(begin)
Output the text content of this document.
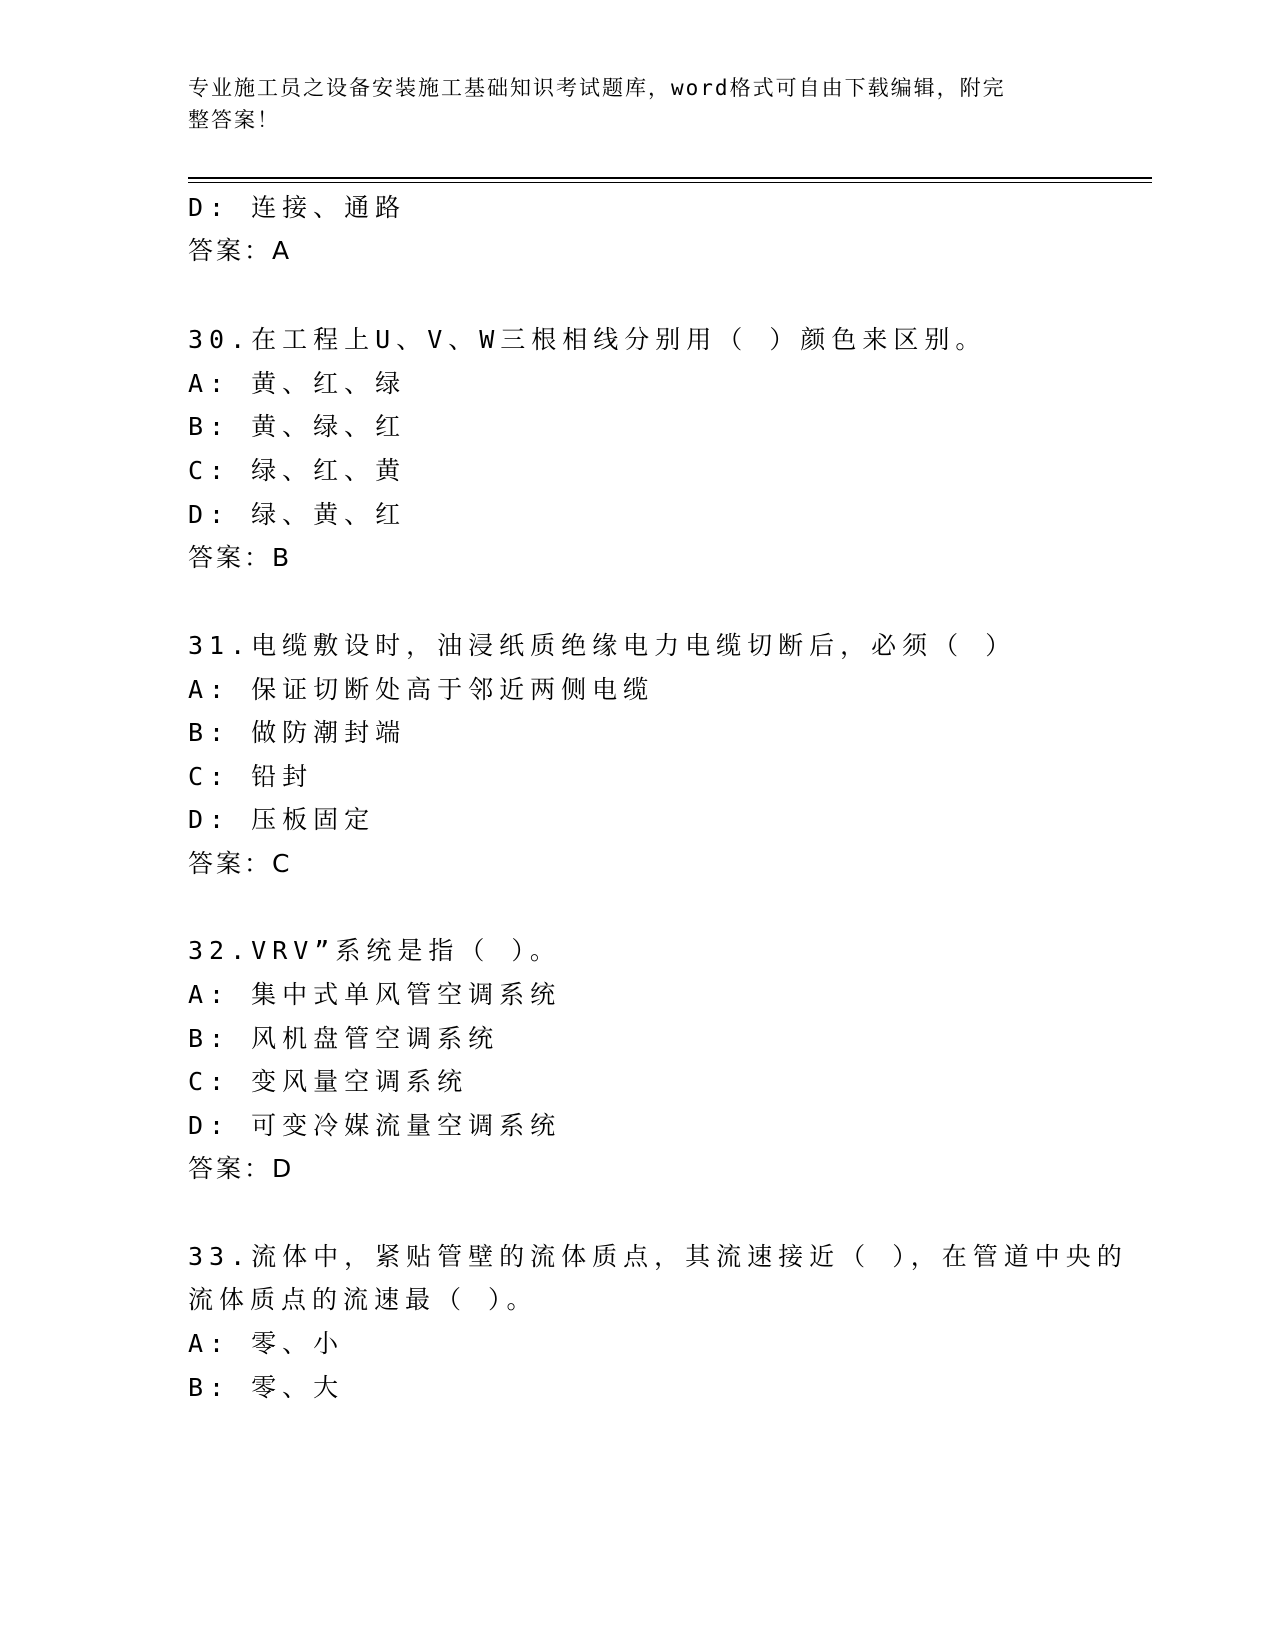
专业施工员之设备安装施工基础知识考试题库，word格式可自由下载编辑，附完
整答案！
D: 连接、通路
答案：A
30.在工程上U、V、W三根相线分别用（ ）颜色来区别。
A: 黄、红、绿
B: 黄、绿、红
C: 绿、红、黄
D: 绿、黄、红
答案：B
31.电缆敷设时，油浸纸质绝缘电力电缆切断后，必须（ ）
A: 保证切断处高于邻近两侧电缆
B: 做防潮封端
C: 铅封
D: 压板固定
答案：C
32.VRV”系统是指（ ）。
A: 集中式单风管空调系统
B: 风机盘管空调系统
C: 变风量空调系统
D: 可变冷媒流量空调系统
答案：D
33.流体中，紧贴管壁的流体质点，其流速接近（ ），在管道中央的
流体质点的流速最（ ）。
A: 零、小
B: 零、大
(end)
(begin)
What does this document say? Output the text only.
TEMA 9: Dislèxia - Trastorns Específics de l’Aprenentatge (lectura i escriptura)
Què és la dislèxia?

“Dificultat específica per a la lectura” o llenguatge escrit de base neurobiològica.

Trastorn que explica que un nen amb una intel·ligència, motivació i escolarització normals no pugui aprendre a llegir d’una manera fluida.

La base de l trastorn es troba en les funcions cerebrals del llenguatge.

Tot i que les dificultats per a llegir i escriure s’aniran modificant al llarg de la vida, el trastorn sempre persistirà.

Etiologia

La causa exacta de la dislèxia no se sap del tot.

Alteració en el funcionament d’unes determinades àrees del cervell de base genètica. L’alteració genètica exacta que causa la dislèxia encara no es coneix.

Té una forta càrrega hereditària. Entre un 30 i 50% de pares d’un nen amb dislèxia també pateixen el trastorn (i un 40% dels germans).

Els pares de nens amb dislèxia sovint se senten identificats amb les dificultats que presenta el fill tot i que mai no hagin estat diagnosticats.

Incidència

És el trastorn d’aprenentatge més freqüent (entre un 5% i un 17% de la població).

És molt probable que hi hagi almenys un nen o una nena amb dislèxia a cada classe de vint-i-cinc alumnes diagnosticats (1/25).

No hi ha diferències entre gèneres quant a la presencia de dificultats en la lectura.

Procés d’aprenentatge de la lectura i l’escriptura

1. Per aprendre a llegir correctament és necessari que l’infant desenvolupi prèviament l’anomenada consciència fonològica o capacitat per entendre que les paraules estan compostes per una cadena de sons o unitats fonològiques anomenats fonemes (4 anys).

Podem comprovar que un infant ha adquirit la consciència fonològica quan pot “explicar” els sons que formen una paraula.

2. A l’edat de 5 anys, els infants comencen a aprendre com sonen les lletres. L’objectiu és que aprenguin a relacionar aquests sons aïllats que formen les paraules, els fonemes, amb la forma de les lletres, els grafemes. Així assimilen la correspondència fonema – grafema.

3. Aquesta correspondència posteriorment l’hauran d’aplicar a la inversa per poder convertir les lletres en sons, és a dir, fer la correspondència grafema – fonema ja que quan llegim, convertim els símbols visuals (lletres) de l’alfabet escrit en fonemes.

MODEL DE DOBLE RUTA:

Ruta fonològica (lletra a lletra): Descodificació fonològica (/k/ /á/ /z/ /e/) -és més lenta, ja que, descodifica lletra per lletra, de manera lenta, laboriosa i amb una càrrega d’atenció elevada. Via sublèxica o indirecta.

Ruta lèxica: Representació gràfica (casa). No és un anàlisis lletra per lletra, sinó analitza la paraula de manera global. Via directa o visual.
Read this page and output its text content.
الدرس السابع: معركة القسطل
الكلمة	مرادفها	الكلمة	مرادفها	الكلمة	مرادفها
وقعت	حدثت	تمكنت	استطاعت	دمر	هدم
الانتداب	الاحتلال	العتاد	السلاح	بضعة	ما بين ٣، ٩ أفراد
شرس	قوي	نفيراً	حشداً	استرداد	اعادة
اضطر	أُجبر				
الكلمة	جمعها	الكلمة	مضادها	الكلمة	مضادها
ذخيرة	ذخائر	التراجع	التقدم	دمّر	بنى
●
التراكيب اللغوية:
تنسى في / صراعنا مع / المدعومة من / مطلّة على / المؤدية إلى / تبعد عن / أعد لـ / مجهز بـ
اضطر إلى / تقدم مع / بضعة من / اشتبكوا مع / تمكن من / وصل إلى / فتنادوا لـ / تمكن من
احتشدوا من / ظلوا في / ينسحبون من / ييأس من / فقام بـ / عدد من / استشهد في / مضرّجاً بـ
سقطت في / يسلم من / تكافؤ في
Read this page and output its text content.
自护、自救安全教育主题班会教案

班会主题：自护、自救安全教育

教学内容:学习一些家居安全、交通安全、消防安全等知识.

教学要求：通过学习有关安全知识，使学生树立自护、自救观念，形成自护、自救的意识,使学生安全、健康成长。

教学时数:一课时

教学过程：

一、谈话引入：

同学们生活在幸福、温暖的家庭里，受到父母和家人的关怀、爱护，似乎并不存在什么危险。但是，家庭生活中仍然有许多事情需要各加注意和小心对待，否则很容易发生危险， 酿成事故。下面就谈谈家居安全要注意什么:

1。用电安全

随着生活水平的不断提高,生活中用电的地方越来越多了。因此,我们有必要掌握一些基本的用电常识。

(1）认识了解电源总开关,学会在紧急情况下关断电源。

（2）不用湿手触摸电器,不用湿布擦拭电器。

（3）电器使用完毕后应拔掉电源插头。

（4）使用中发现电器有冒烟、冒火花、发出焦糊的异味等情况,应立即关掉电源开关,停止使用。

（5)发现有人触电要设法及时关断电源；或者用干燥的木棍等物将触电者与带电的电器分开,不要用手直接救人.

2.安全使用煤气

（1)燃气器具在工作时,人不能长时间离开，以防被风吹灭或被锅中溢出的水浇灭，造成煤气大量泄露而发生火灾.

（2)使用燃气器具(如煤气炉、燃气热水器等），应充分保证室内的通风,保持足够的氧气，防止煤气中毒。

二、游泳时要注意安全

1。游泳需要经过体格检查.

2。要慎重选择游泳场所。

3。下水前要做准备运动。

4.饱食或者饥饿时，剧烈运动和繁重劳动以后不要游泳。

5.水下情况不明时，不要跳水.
(end)
SET PROBLEM: Collect each line of the entries that has the word "this", copying it in full.

RESULT BELOW:
Output the text content of this document.
What does this document say? Output the text only.
Read this page and output its text content.
Read this page and output its text content.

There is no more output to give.